## [Work to be completed]
Copy, in full, each line of the material that holds the word "BHIST".

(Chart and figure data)
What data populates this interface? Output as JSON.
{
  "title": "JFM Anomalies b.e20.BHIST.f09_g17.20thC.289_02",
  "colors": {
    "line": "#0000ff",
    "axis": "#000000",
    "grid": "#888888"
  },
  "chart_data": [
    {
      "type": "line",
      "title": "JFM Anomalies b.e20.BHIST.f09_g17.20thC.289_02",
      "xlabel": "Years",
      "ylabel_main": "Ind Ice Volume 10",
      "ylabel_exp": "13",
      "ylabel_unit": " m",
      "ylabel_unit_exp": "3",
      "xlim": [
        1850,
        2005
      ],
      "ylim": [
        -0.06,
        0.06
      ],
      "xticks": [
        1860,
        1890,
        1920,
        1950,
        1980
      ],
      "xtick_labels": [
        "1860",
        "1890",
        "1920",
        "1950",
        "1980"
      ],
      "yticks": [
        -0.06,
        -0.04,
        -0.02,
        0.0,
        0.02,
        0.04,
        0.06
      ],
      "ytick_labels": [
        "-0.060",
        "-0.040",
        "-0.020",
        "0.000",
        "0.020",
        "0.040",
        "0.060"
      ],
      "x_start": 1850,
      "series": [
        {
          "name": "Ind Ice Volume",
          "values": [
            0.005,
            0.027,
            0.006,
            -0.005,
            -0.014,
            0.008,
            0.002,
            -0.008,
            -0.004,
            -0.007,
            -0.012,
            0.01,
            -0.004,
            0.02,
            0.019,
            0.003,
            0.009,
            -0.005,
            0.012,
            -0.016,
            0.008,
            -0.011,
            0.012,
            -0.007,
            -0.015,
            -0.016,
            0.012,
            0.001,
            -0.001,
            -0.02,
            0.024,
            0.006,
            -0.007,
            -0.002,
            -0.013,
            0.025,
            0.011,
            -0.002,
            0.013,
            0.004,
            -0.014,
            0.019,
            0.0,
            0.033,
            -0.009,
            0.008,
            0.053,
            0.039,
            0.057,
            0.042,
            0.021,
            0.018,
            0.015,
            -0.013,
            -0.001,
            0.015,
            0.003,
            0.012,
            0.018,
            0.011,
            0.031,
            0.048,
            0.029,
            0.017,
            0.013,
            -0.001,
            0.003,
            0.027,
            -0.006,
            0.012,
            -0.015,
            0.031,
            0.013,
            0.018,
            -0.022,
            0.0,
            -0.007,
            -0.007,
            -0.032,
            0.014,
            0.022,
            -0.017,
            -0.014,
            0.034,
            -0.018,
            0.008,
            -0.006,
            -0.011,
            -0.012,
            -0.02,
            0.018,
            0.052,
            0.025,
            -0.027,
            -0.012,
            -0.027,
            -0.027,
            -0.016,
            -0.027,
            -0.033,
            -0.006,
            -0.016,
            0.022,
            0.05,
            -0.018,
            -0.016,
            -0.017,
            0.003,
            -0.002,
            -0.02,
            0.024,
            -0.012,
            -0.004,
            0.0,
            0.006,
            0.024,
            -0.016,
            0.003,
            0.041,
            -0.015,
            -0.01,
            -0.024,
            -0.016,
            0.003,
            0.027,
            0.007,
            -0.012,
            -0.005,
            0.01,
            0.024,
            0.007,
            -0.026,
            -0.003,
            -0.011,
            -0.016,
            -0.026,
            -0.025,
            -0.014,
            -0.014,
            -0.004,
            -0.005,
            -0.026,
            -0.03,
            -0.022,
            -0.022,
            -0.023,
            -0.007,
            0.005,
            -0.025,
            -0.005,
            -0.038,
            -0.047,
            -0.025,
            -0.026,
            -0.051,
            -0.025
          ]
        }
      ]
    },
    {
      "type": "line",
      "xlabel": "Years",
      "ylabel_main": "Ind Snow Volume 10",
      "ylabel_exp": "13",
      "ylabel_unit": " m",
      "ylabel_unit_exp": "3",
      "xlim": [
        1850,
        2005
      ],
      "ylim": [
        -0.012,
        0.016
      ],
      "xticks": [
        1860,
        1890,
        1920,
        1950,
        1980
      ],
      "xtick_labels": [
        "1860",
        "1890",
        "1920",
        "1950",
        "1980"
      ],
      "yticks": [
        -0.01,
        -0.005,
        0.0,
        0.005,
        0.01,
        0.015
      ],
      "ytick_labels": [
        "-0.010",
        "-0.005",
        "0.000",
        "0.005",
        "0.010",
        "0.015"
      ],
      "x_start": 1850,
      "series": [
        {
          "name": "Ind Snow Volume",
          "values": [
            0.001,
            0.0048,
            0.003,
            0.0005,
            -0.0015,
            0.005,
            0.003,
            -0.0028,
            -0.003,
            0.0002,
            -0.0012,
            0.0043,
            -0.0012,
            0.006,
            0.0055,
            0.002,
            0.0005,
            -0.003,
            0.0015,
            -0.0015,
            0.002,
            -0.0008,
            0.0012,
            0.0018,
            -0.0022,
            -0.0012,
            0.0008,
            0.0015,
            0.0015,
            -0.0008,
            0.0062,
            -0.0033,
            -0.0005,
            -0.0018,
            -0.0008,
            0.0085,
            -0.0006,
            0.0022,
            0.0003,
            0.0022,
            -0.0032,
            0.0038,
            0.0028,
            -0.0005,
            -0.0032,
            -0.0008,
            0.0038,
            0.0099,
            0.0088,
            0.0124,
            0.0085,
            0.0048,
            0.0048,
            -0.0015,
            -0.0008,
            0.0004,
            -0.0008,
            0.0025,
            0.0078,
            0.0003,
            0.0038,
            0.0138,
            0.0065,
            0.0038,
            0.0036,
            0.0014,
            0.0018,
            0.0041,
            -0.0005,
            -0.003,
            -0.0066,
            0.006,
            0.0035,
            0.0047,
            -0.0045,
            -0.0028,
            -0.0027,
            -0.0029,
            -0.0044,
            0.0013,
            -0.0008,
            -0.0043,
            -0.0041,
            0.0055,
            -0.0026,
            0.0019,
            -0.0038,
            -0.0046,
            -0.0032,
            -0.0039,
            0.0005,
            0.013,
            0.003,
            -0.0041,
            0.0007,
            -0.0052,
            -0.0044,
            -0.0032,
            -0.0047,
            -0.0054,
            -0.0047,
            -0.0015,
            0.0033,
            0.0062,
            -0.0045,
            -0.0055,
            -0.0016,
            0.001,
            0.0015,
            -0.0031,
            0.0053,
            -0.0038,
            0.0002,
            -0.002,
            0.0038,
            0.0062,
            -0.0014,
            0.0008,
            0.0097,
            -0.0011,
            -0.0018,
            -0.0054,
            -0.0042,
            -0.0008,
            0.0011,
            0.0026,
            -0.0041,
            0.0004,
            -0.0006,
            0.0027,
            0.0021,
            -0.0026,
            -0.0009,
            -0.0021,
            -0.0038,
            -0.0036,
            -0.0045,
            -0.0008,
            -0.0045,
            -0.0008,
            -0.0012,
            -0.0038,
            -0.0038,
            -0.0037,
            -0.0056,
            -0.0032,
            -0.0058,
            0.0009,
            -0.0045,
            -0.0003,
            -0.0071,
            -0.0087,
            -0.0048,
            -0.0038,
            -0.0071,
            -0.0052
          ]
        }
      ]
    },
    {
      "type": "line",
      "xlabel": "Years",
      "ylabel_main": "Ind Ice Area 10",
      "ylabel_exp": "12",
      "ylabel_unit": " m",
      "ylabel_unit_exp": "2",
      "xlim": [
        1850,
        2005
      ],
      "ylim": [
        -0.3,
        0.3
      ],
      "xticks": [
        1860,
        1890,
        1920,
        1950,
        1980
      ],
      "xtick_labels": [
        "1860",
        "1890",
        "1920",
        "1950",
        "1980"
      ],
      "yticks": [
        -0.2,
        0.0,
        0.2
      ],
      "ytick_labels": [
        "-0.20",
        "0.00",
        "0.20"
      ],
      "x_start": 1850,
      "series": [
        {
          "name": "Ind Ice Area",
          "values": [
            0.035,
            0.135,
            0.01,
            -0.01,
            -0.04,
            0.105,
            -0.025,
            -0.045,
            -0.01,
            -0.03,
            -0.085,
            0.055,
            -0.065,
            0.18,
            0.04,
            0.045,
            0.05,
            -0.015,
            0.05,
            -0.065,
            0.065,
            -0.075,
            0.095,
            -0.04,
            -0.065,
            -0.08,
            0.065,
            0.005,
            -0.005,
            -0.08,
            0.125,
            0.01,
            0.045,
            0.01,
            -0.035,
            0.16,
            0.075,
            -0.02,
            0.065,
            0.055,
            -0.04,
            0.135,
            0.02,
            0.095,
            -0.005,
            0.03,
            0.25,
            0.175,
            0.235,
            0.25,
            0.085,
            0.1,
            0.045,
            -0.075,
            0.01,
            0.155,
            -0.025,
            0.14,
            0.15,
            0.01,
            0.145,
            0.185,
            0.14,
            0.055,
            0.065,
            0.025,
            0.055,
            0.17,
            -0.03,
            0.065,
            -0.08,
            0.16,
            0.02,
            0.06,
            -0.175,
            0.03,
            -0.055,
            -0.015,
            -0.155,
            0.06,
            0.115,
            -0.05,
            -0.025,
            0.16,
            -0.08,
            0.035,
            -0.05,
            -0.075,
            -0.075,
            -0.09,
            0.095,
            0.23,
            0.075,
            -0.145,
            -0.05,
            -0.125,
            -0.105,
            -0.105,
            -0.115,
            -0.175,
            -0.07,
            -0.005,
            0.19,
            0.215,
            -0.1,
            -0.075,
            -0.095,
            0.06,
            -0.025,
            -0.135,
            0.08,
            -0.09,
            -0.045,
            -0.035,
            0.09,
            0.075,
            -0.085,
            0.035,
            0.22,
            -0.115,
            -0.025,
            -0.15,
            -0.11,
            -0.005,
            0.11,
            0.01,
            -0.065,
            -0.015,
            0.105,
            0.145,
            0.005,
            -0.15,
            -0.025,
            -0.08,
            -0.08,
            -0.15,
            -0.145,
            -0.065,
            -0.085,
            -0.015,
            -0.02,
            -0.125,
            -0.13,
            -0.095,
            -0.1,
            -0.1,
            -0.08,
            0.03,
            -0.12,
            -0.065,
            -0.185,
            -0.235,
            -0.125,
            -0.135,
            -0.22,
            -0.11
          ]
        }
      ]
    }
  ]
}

## [Output for this exercise]
  "title": "JFM Anomalies b.e20.BHIST.f09_g17.20thC.289_02",
      "title": "JFM Anomalies b.e20.BHIST.f09_g17.20thC.289_02",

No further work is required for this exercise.